• **Objective**
Report how many lines contain the word "δῆμοι", with no other text.

• **The input**

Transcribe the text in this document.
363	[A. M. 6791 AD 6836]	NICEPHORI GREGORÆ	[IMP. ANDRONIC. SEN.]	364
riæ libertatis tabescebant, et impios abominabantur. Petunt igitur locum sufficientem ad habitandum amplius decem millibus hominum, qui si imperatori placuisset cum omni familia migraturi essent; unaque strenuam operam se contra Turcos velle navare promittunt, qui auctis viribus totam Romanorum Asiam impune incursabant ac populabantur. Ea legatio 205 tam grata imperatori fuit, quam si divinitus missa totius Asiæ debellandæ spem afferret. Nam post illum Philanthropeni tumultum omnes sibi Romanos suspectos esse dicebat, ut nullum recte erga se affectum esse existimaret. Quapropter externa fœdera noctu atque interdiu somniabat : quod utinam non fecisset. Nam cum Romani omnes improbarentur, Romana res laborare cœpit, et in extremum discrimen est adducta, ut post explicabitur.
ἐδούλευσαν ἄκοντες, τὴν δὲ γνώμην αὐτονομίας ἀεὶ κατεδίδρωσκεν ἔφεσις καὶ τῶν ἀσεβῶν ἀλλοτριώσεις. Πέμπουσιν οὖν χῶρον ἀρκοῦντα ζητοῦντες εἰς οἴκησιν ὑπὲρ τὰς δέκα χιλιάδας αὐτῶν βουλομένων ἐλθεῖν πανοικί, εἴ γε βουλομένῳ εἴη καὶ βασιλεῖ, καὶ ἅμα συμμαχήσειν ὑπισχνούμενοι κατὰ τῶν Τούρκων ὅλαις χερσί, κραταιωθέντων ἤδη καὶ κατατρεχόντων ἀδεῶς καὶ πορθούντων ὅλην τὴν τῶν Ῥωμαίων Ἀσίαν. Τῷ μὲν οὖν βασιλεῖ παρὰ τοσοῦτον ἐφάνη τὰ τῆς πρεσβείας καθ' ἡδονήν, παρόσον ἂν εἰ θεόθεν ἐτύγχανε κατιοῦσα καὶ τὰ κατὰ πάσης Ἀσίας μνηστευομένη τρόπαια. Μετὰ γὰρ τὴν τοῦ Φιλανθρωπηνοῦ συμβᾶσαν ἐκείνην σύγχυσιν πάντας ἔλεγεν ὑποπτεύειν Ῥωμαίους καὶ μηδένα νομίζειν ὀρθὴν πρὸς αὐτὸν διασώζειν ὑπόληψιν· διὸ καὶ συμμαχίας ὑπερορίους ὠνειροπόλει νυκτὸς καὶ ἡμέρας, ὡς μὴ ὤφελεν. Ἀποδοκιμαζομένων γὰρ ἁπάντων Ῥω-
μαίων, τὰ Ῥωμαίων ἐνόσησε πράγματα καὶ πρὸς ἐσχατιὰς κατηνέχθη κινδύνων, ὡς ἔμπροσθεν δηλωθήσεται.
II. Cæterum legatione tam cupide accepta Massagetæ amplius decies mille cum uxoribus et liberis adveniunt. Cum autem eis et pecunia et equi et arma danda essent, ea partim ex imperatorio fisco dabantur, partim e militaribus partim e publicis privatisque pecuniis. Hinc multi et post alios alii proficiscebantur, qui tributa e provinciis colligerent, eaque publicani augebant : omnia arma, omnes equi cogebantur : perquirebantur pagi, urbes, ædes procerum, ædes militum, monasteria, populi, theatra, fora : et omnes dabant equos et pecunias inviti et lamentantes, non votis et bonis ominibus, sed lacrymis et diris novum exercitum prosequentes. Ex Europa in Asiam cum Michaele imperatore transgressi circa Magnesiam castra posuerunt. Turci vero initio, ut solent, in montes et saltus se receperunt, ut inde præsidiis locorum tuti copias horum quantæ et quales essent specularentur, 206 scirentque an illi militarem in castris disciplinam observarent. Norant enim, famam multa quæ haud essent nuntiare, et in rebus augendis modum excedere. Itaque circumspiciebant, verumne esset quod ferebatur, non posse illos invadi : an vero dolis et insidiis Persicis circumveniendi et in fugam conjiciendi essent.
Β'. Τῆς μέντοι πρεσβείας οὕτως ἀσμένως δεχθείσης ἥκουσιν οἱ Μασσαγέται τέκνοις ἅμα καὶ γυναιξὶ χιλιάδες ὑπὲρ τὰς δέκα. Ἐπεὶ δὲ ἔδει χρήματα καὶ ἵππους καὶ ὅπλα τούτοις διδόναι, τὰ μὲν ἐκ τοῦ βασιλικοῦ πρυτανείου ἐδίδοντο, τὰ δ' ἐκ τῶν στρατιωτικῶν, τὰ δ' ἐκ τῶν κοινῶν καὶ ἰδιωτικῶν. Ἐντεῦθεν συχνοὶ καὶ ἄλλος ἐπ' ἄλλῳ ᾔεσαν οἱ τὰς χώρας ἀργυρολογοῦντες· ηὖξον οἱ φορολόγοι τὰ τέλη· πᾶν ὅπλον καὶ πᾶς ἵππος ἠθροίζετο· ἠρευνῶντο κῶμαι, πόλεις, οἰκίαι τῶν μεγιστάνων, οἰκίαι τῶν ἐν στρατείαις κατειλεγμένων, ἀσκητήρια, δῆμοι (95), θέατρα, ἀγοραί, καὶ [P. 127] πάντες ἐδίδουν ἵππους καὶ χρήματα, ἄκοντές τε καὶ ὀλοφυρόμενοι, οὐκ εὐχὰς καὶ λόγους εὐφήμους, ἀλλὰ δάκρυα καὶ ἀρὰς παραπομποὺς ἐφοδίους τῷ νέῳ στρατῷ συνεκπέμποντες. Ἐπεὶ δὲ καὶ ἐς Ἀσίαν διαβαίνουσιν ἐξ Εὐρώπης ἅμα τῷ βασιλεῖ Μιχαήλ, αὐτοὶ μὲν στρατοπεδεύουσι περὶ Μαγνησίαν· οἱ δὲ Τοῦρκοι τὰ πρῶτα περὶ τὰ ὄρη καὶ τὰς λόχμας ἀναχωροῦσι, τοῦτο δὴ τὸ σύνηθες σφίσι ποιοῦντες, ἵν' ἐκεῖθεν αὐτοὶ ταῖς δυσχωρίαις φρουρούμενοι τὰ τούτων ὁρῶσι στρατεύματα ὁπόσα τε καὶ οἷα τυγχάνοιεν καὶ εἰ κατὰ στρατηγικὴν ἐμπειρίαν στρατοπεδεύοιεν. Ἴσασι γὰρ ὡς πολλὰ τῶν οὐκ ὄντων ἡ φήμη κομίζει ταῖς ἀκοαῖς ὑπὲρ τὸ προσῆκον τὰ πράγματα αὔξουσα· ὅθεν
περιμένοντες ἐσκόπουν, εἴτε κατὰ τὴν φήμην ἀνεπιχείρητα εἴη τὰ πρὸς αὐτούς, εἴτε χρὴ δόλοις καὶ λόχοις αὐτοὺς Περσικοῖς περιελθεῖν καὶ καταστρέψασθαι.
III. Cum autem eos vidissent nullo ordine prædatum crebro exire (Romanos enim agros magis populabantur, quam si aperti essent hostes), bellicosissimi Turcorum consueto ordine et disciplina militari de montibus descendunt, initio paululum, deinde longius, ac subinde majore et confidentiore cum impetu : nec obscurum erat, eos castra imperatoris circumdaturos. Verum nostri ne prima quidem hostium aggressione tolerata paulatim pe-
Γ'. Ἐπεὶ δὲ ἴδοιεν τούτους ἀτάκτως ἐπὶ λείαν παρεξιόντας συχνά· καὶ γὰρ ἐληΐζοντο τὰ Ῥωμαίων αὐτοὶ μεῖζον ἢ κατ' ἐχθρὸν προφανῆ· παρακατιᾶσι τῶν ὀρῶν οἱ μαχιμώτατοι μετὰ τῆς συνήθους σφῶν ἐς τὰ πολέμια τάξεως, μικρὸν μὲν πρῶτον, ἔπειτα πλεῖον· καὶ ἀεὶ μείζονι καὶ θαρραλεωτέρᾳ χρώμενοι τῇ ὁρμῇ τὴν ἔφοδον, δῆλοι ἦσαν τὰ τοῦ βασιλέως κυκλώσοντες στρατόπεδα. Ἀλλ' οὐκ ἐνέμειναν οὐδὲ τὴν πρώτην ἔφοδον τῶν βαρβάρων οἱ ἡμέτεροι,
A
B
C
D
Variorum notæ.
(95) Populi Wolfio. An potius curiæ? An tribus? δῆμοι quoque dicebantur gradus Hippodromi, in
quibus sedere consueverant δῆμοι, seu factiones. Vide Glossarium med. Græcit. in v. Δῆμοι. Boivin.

• **Final answer**
3